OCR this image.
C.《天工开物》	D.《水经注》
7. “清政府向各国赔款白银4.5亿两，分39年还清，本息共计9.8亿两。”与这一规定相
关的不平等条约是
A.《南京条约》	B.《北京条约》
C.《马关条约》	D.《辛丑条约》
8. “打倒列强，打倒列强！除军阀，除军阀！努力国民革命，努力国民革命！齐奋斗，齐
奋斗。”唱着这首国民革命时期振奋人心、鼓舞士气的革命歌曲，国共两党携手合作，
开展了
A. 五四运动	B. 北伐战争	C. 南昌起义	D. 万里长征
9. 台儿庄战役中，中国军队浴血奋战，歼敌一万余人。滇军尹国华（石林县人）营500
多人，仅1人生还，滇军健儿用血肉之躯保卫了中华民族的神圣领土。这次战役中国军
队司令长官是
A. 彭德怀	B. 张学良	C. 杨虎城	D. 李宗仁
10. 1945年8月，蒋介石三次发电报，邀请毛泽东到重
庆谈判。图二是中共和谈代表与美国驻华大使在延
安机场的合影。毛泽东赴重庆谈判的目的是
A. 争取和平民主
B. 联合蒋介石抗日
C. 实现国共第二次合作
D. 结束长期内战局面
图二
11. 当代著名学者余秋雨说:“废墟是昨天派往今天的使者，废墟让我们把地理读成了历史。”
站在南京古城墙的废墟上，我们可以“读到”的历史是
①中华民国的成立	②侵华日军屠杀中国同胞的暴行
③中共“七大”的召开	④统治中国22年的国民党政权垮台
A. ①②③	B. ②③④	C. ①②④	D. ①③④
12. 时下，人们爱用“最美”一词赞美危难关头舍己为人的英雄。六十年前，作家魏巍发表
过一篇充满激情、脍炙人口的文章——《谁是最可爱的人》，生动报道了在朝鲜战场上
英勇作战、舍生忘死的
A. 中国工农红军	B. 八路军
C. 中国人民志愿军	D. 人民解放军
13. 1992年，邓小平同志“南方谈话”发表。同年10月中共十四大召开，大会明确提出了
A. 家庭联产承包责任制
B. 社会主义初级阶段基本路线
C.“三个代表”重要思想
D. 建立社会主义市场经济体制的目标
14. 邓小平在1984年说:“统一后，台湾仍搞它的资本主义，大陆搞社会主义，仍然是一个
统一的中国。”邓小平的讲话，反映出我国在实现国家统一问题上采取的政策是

◆ **Task**
Give the material above again, word for word.

◆ **Finished exercise**
OCR this image.
C.《天工开物》	D.《水经注》
7. “清政府向各国赔款白银4.5亿两，分39年还清，本息共计9.8亿两。”与这一规定相
关的不平等条约是
A.《南京条约》	B.《北京条约》
C.《马关条约》	D.《辛丑条约》
8. “打倒列强，打倒列强！除军阀，除军阀！努力国民革命，努力国民革命！齐奋斗，齐
奋斗。”唱着这首国民革命时期振奋人心、鼓舞士气的革命歌曲，国共两党携手合作，
开展了
A. 五四运动	B. 北伐战争	C. 南昌起义	D. 万里长征
9. 台儿庄战役中，中国军队浴血奋战，歼敌一万余人。滇军尹国华（石林县人）营500
多人，仅1人生还，滇军健儿用血肉之躯保卫了中华民族的神圣领土。这次战役中国军
队司令长官是
A. 彭德怀	B. 张学良	C. 杨虎城	D. 李宗仁
10. 1945年8月，蒋介石三次发电报，邀请毛泽东到重
庆谈判。图二是中共和谈代表与美国驻华大使在延
安机场的合影。毛泽东赴重庆谈判的目的是
A. 争取和平民主
B. 联合蒋介石抗日
C. 实现国共第二次合作
D. 结束长期内战局面
图二
11. 当代著名学者余秋雨说:“废墟是昨天派往今天的使者，废墟让我们把地理读成了历史。”
站在南京古城墙的废墟上，我们可以“读到”的历史是
①中华民国的成立	②侵华日军屠杀中国同胞的暴行
③中共“七大”的召开	④统治中国22年的国民党政权垮台
A. ①②③	B. ②③④	C. ①②④	D. ①③④
12. 时下，人们爱用“最美”一词赞美危难关头舍己为人的英雄。六十年前，作家魏巍发表
过一篇充满激情、脍炙人口的文章——《谁是最可爱的人》，生动报道了在朝鲜战场上
英勇作战、舍生忘死的
A. 中国工农红军	B. 八路军
C. 中国人民志愿军	D. 人民解放军
13. 1992年，邓小平同志“南方谈话”发表。同年10月中共十四大召开，大会明确提出了
A. 家庭联产承包责任制
B. 社会主义初级阶段基本路线
C.“三个代表”重要思想
D. 建立社会主义市场经济体制的目标
14. 邓小平在1984年说:“统一后，台湾仍搞它的资本主义，大陆搞社会主义，仍然是一个
统一的中国。”邓小平的讲话，反映出我国在实现国家统一问题上采取的政策是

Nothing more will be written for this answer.